▶ The problem:
Each record below should appear again exactly as written.
— begin —
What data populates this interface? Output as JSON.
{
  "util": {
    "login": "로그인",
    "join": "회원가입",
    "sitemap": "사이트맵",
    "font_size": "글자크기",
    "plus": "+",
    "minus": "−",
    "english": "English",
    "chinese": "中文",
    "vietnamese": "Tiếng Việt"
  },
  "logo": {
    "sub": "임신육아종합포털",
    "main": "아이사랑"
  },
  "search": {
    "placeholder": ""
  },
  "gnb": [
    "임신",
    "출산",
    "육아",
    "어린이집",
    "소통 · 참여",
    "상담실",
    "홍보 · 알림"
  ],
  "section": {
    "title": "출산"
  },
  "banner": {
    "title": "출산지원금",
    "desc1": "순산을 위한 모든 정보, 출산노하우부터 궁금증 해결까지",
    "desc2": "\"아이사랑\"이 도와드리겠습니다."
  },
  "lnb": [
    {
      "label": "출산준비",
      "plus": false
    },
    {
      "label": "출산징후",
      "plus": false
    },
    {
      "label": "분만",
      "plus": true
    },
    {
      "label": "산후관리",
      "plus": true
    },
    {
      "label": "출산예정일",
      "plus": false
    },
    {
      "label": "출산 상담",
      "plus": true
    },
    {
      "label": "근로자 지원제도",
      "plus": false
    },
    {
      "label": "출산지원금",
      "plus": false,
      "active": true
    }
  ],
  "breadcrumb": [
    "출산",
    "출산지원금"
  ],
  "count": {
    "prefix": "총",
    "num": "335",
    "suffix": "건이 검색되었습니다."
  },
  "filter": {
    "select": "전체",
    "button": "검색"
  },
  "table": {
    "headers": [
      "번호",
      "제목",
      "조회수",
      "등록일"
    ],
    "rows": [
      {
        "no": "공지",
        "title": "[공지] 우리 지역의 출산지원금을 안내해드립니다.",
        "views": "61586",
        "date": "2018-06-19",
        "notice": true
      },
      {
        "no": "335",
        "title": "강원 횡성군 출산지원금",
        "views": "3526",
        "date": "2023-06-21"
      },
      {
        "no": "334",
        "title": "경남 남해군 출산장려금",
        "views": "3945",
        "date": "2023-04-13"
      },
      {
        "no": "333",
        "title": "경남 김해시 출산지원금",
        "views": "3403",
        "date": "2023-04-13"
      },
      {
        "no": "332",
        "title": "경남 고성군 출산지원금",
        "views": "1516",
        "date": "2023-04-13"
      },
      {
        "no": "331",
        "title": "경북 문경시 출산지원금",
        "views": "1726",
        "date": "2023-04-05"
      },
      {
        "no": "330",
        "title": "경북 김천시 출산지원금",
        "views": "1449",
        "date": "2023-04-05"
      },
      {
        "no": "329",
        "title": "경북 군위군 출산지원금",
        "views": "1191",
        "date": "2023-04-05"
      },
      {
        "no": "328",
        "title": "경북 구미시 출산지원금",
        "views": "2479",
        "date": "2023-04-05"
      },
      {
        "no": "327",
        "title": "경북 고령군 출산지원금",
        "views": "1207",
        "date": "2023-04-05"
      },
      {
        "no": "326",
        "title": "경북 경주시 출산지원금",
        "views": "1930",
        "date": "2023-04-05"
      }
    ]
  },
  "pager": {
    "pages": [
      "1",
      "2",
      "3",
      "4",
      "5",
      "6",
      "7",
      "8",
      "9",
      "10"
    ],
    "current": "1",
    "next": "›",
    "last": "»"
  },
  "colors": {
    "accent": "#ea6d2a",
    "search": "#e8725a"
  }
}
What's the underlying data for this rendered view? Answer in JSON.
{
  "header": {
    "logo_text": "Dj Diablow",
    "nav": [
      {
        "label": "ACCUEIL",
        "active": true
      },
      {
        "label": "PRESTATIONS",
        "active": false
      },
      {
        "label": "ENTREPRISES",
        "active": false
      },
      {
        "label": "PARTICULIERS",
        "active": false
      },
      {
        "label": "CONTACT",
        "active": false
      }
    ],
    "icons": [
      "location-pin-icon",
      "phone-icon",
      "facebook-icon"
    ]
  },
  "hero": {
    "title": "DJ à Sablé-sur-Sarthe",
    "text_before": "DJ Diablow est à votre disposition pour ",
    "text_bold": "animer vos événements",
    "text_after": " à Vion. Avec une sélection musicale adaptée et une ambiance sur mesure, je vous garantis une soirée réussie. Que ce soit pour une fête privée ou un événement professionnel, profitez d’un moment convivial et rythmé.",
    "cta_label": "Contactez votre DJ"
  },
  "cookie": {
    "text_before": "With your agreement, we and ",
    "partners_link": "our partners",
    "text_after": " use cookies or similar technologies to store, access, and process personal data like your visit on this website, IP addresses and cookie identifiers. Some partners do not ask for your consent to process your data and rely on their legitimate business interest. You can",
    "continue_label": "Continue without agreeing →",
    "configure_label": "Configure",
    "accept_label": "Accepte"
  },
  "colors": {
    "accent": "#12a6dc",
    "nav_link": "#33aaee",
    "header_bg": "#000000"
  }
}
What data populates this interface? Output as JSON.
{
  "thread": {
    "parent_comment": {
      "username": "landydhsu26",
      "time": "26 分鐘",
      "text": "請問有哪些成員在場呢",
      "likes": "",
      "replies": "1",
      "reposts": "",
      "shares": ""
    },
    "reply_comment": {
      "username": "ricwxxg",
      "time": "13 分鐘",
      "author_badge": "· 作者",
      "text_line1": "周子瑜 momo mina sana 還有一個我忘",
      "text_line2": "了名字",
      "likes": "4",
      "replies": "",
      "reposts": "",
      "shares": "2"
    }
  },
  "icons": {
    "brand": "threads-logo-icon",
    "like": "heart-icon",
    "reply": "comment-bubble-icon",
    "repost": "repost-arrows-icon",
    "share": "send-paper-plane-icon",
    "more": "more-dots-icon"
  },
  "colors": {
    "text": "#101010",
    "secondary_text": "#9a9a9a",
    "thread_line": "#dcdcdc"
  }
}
— end —
▶ Solution to this exercise:
What data populates this interface? Output as JSON.
{
  "util": {
    "login": "로그인",
    "join": "회원가입",
    "sitemap": "사이트맵",
    "font_size": "글자크기",
    "plus": "+",
    "minus": "−",
    "english": "English",
    "chinese": "中文",
    "vietnamese": "Tiếng Việt"
  },
  "logo": {
    "sub": "임신육아종합포털",
    "main": "아이사랑"
  },
  "search": {
    "placeholder": ""
  },
  "gnb": [
    "임신",
    "출산",
    "육아",
    "어린이집",
    "소통 · 참여",
    "상담실",
    "홍보 · 알림"
  ],
  "section": {
    "title": "출산"
  },
  "banner": {
    "title": "출산지원금",
    "desc1": "순산을 위한 모든 정보, 출산노하우부터 궁금증 해결까지",
    "desc2": "\"아이사랑\"이 도와드리겠습니다."
  },
  "lnb": [
    {
      "label": "출산준비",
      "plus": false
    },
    {
      "label": "출산징후",
      "plus": false
    },
    {
      "label": "분만",
      "plus": true
    },
    {
      "label": "산후관리",
      "plus": true
    },
    {
      "label": "출산예정일",
      "plus": false
    },
    {
      "label": "출산 상담",
      "plus": true
    },
    {
      "label": "근로자 지원제도",
      "plus": false
    },
    {
      "label": "출산지원금",
      "plus": false,
      "active": true
    }
  ],
  "breadcrumb": [
    "출산",
    "출산지원금"
  ],
  "count": {
    "prefix": "총",
    "num": "335",
    "suffix": "건이 검색되었습니다."
  },
  "filter": {
    "select": "전체",
    "button": "검색"
  },
  "table": {
    "headers": [
      "번호",
      "제목",
      "조회수",
      "등록일"
    ],
    "rows": [
      {
        "no": "공지",
        "title": "[공지] 우리 지역의 출산지원금을 안내해드립니다.",
        "views": "61586",
        "date": "2018-06-19",
        "notice": true
      },
      {
        "no": "335",
        "title": "강원 횡성군 출산지원금",
        "views": "3526",
        "date": "2023-06-21"
      },
      {
        "no": "334",
        "title": "경남 남해군 출산장려금",
        "views": "3945",
        "date": "2023-04-13"
      },
      {
        "no": "333",
        "title": "경남 김해시 출산지원금",
        "views": "3403",
        "date": "2023-04-13"
      },
      {
        "no": "332",
        "title": "경남 고성군 출산지원금",
        "views": "1516",
        "date": "2023-04-13"
      },
      {
        "no": "331",
        "title": "경북 문경시 출산지원금",
        "views": "1726",
        "date": "2023-04-05"
      },
      {
        "no": "330",
        "title": "경북 김천시 출산지원금",
        "views": "1449",
        "date": "2023-04-05"
      },
      {
        "no": "329",
        "title": "경북 군위군 출산지원금",
        "views": "1191",
        "date": "2023-04-05"
      },
      {
        "no": "328",
        "title": "경북 구미시 출산지원금",
        "views": "2479",
        "date": "2023-04-05"
      },
      {
        "no": "327",
        "title": "경북 고령군 출산지원금",
        "views": "1207",
        "date": "2023-04-05"
      },
      {
        "no": "326",
        "title": "경북 경주시 출산지원금",
        "views": "1930",
        "date": "2023-04-05"
      }
    ]
  },
  "pager": {
    "pages": [
      "1",
      "2",
      "3",
      "4",
      "5",
      "6",
      "7",
      "8",
      "9",
      "10"
    ],
    "current": "1",
    "next": "›",
    "last": "»"
  },
  "colors": {
    "accent": "#ea6d2a",
    "search": "#e8725a"
  }
}
What's the underlying data for this rendered view? Answer in JSON.
{
  "header": {
    "logo_text": "Dj Diablow",
    "nav": [
      {
        "label": "ACCUEIL",
        "active": true
      },
      {
        "label": "PRESTATIONS",
        "active": false
      },
      {
        "label": "ENTREPRISES",
        "active": false
      },
      {
        "label": "PARTICULIERS",
        "active": false
      },
      {
        "label": "CONTACT",
        "active": false
      }
    ],
    "icons": [
      "location-pin-icon",
      "phone-icon",
      "facebook-icon"
    ]
  },
  "hero": {
    "title": "DJ à Sablé-sur-Sarthe",
    "text_before": "DJ Diablow est à votre disposition pour ",
    "text_bold": "animer vos événements",
    "text_after": " à Vion. Avec une sélection musicale adaptée et une ambiance sur mesure, je vous garantis une soirée réussie. Que ce soit pour une fête privée ou un événement professionnel, profitez d’un moment convivial et rythmé.",
    "cta_label": "Contactez votre DJ"
  },
  "cookie": {
    "text_before": "With your agreement, we and ",
    "partners_link": "our partners",
    "text_after": " use cookies or similar technologies to store, access, and process personal data like your visit on this website, IP addresses and cookie identifiers. Some partners do not ask for your consent to process your data and rely on their legitimate business interest. You can",
    "continue_label": "Continue without agreeing →",
    "configure_label": "Configure",
    "accept_label": "Accepte"
  },
  "colors": {
    "accent": "#12a6dc",
    "nav_link": "#33aaee",
    "header_bg": "#000000"
  }
}
What data populates this interface? Output as JSON.
{
  "thread": {
    "parent_comment": {
      "username": "landydhsu26",
      "time": "26 分鐘",
      "text": "請問有哪些成員在場呢",
      "likes": "",
      "replies": "1",
      "reposts": "",
      "shares": ""
    },
    "reply_comment": {
      "username": "ricwxxg",
      "time": "13 分鐘",
      "author_badge": "· 作者",
      "text_line1": "周子瑜 momo mina sana 還有一個我忘",
      "text_line2": "了名字",
      "likes": "4",
      "replies": "",
      "reposts": "",
      "shares": "2"
    }
  },
  "icons": {
    "brand": "threads-logo-icon",
    "like": "heart-icon",
    "reply": "comment-bubble-icon",
    "repost": "repost-arrows-icon",
    "share": "send-paper-plane-icon",
    "more": "more-dots-icon"
  },
  "colors": {
    "text": "#101010",
    "secondary_text": "#9a9a9a",
    "thread_line": "#dcdcdc"
  }
}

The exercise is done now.